**Problem statement**
Scan the data for "icon" and copy the lines it appears in.

(Stored items)
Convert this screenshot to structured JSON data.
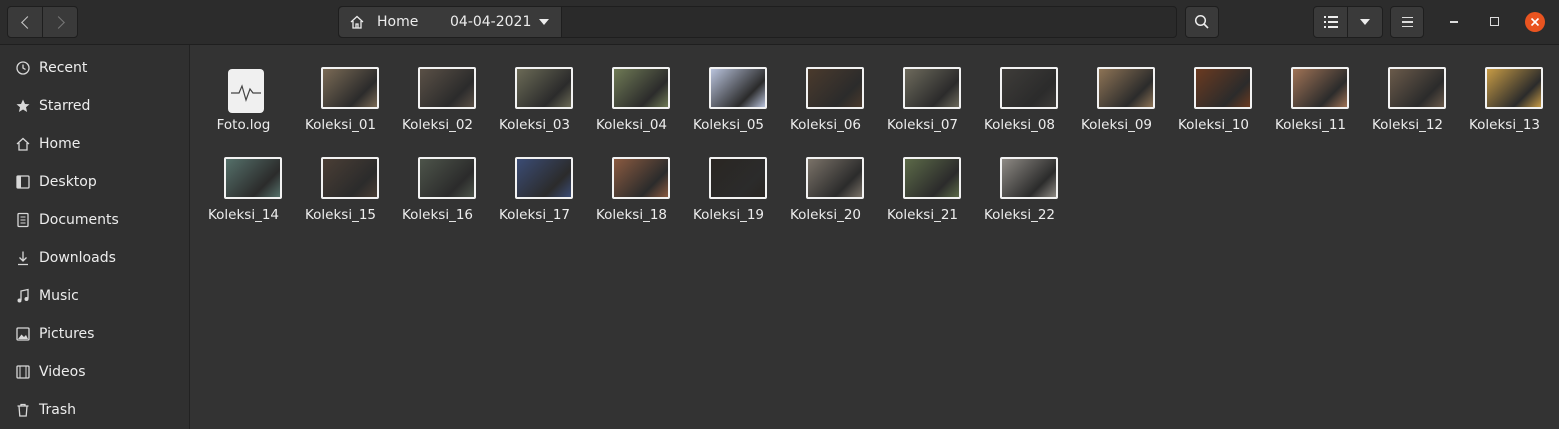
{
  "headerbar": {
    "path": [
      {
        "label": "Home",
        "icon": "home-icon"
      },
      {
        "label": "04-04-2021"
      }
    ]
  },
  "sidebar": {
    "items": [
      {
        "label": "Recent",
        "icon": "clock-icon"
      },
      {
        "label": "Starred",
        "icon": "star-icon"
      },
      {
        "label": "Home",
        "icon": "home-icon"
      },
      {
        "label": "Desktop",
        "icon": "desktop-icon"
      },
      {
        "label": "Documents",
        "icon": "document-icon"
      },
      {
        "label": "Downloads",
        "icon": "download-icon"
      },
      {
        "label": "Music",
        "icon": "music-icon"
      },
      {
        "label": "Pictures",
        "icon": "picture-icon"
      },
      {
        "label": "Videos",
        "icon": "video-icon"
      },
      {
        "label": "Trash",
        "icon": "trash-icon"
      }
    ]
  },
  "files": [
    {
      "name": "Foto.log",
      "type": "log"
    },
    {
      "name": "Koleksi_01",
      "type": "image",
      "color": "#7a6a55"
    },
    {
      "name": "Koleksi_02",
      "type": "image",
      "color": "#5a5046"
    },
    {
      "name": "Koleksi_03",
      "type": "image",
      "color": "#6b6a56"
    },
    {
      "name": "Koleksi_04",
      "type": "image",
      "color": "#6f7a55"
    },
    {
      "name": "Koleksi_05",
      "type": "image",
      "color": "#b9c3dc"
    },
    {
      "name": "Koleksi_06",
      "type": "image",
      "color": "#4a3a2c"
    },
    {
      "name": "Koleksi_07",
      "type": "image",
      "color": "#6d6a5c"
    },
    {
      "name": "Koleksi_08",
      "type": "image",
      "color": "#3e3c39"
    },
    {
      "name": "Koleksi_09",
      "type": "image",
      "color": "#8d7355"
    },
    {
      "name": "Koleksi_10",
      "type": "image",
      "color": "#6b3a20"
    },
    {
      "name": "Koleksi_11",
      "type": "image",
      "color": "#9f7255"
    },
    {
      "name": "Koleksi_12",
      "type": "image",
      "color": "#6a5a4a"
    },
    {
      "name": "Koleksi_13",
      "type": "image",
      "color": "#c79b45"
    },
    {
      "name": "Koleksi_14",
      "type": "image",
      "color": "#55706a"
    },
    {
      "name": "Koleksi_15",
      "type": "image",
      "color": "#4a3e35"
    },
    {
      "name": "Koleksi_16",
      "type": "image",
      "color": "#4d544a"
    },
    {
      "name": "Koleksi_17",
      "type": "image",
      "color": "#3b4c75"
    },
    {
      "name": "Koleksi_18",
      "type": "image",
      "color": "#8a5a40"
    },
    {
      "name": "Koleksi_19",
      "type": "image",
      "color": "#2a2622"
    },
    {
      "name": "Koleksi_20",
      "type": "image",
      "color": "#7a7268"
    },
    {
      "name": "Koleksi_21",
      "type": "image",
      "color": "#5c6a48"
    },
    {
      "name": "Koleksi_22",
      "type": "image",
      "color": "#8e8a84"
    }
  ],
  "colors": {
    "accent_close": "#e95420",
    "background": "#333333",
    "sidebar": "#303030",
    "headerbar": "#2c2c2c"
  }
}
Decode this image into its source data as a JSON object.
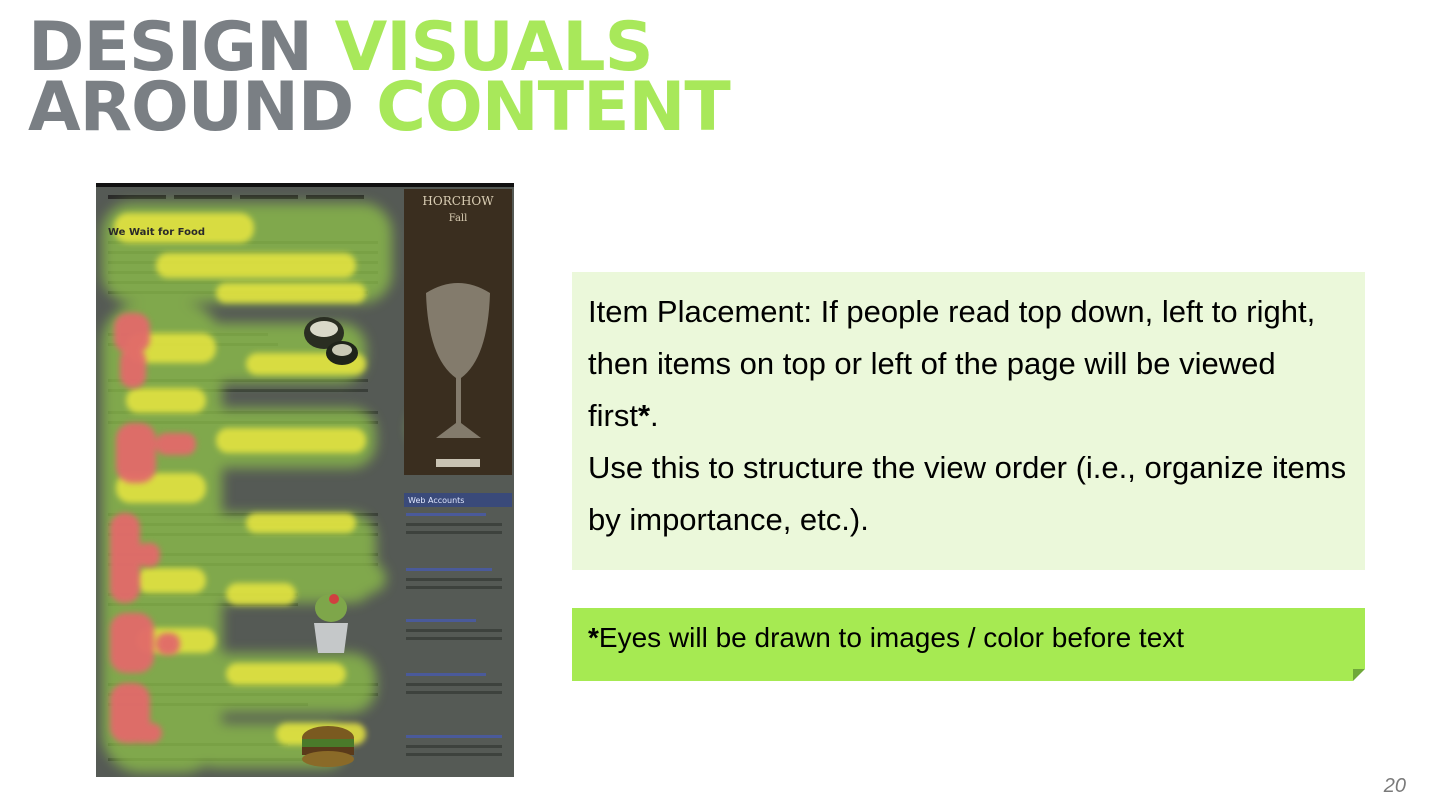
{
  "title": {
    "line1_gray": "DESIGN",
    "line1_green": "VISUALS",
    "line2_gray": "AROUND",
    "line2_green": "CONTENT"
  },
  "heatmap_image": {
    "headline": "We Wait for Food",
    "ad_brand": "HORCHOW",
    "ad_subtitle": "Fall",
    "sidebar_title": "Web Accounts"
  },
  "placement_box": {
    "text_1": "Item Placement:  If people read top down, left to right, then items on top or left of the page will be viewed first",
    "star": "*",
    "period": ".",
    "text_2": "Use this to structure the view order (i.e., organize items by importance, etc.)."
  },
  "note_box": {
    "star": "*",
    "text": "Eyes will be drawn to images / color before text"
  },
  "page_number": "20",
  "colors": {
    "title_gray": "#7a7f84",
    "title_green": "#a8e85a",
    "box_light_green": "#ebf8da",
    "box_bright_green": "#a6ea52"
  }
}
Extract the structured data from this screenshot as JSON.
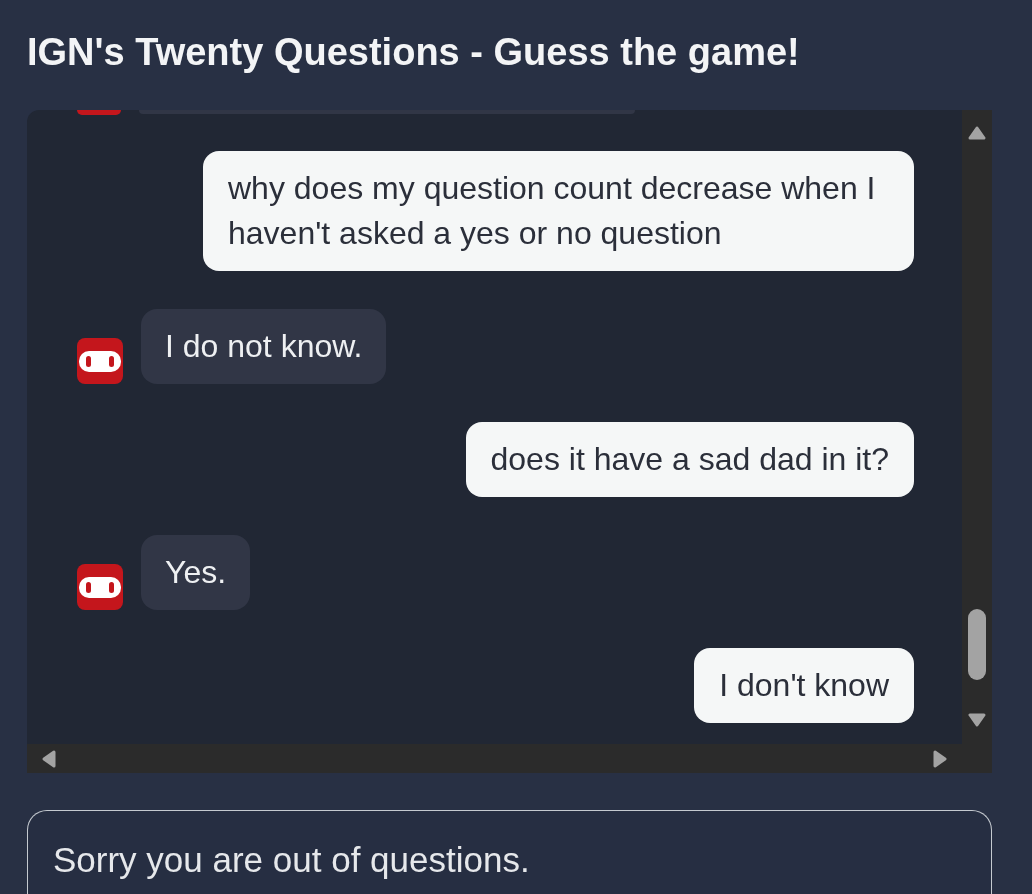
{
  "title": "IGN's Twenty Questions - Guess the game!",
  "messages": [
    {
      "kind": "bot",
      "cut_off": true
    },
    {
      "kind": "user",
      "cut_off": false,
      "text": "why does my question count decrease when I haven't asked a yes or no question"
    },
    {
      "kind": "bot",
      "cut_off": false,
      "text": "I do not know."
    },
    {
      "kind": "user",
      "cut_off": false,
      "text": "does it have a sad dad in it?"
    },
    {
      "kind": "bot",
      "cut_off": false,
      "text": "Yes."
    },
    {
      "kind": "user",
      "cut_off": false,
      "text": "I don't know"
    }
  ],
  "input": {
    "value": "Sorry you are out of questions."
  }
}
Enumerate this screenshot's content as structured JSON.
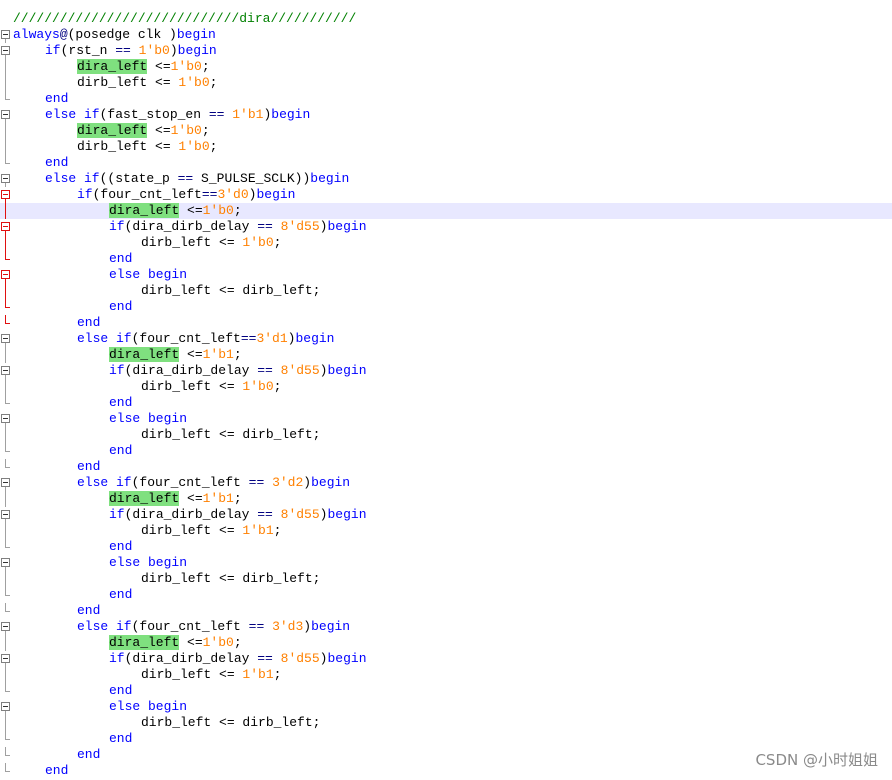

**Result**
        "icon": "home-icon"
        "icon": "clock-icon"
        "icon": "star-icon"
        "icon": "home-icon"
        "icon": "desktop-icon"
        "icon": "document-icon"
        "icon": "download-icon"
        "icon": "music-icon"
        "icon": "picture-icon"
        "icon": "video-icon"
        "icon": "trash-icon"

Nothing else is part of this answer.